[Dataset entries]
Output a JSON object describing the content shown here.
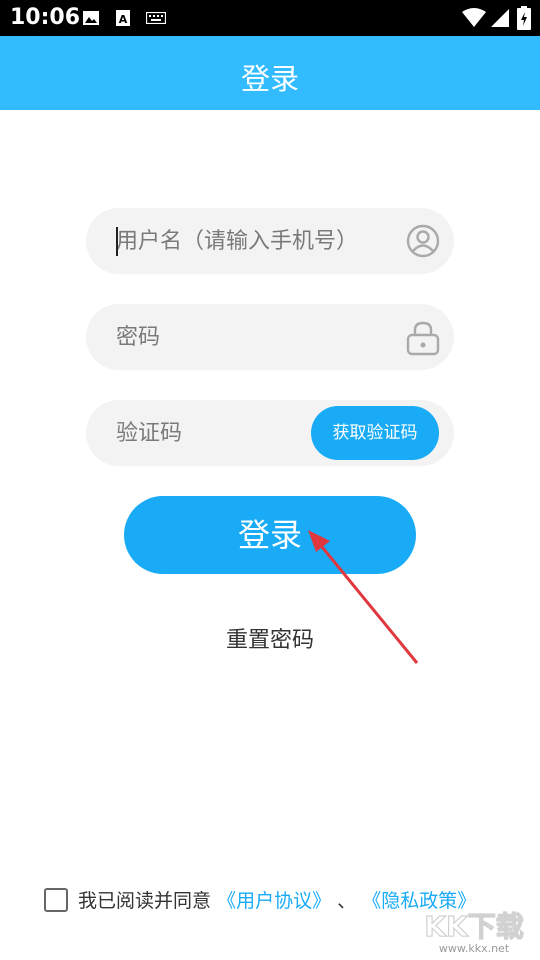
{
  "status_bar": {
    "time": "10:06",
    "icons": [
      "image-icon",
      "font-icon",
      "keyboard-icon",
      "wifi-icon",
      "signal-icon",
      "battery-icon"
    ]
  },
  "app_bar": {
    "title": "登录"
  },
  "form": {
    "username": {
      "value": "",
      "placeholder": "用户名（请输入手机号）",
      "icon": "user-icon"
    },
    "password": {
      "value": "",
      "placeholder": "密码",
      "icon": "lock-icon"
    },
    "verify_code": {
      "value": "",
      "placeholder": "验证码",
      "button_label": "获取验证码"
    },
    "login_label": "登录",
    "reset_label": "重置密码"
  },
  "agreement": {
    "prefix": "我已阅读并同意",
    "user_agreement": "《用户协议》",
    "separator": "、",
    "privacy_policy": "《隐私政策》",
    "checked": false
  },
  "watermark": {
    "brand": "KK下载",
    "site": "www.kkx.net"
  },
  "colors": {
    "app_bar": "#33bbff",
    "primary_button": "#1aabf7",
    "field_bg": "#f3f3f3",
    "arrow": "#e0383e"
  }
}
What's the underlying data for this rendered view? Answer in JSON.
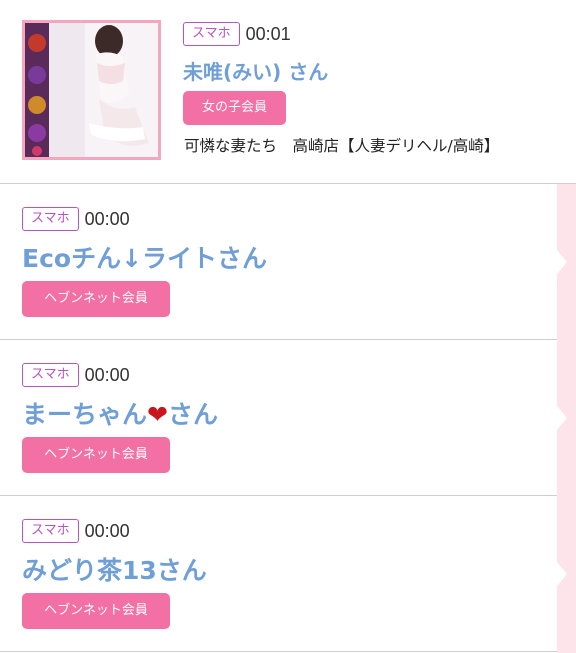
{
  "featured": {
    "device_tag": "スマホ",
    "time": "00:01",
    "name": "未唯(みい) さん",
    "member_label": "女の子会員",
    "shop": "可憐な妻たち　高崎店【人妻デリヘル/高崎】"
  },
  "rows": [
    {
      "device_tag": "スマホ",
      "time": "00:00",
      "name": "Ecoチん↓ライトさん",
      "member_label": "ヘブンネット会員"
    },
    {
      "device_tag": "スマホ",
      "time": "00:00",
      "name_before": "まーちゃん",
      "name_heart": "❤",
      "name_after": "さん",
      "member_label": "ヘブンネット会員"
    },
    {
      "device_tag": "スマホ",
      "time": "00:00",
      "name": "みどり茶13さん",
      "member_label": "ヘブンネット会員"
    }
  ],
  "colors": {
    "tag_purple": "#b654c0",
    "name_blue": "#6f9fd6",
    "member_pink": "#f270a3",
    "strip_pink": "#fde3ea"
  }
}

Directions for this task:
State the number of lines in the records that contain the string "placeholder", and nothing more.

Solution for this exercise:
3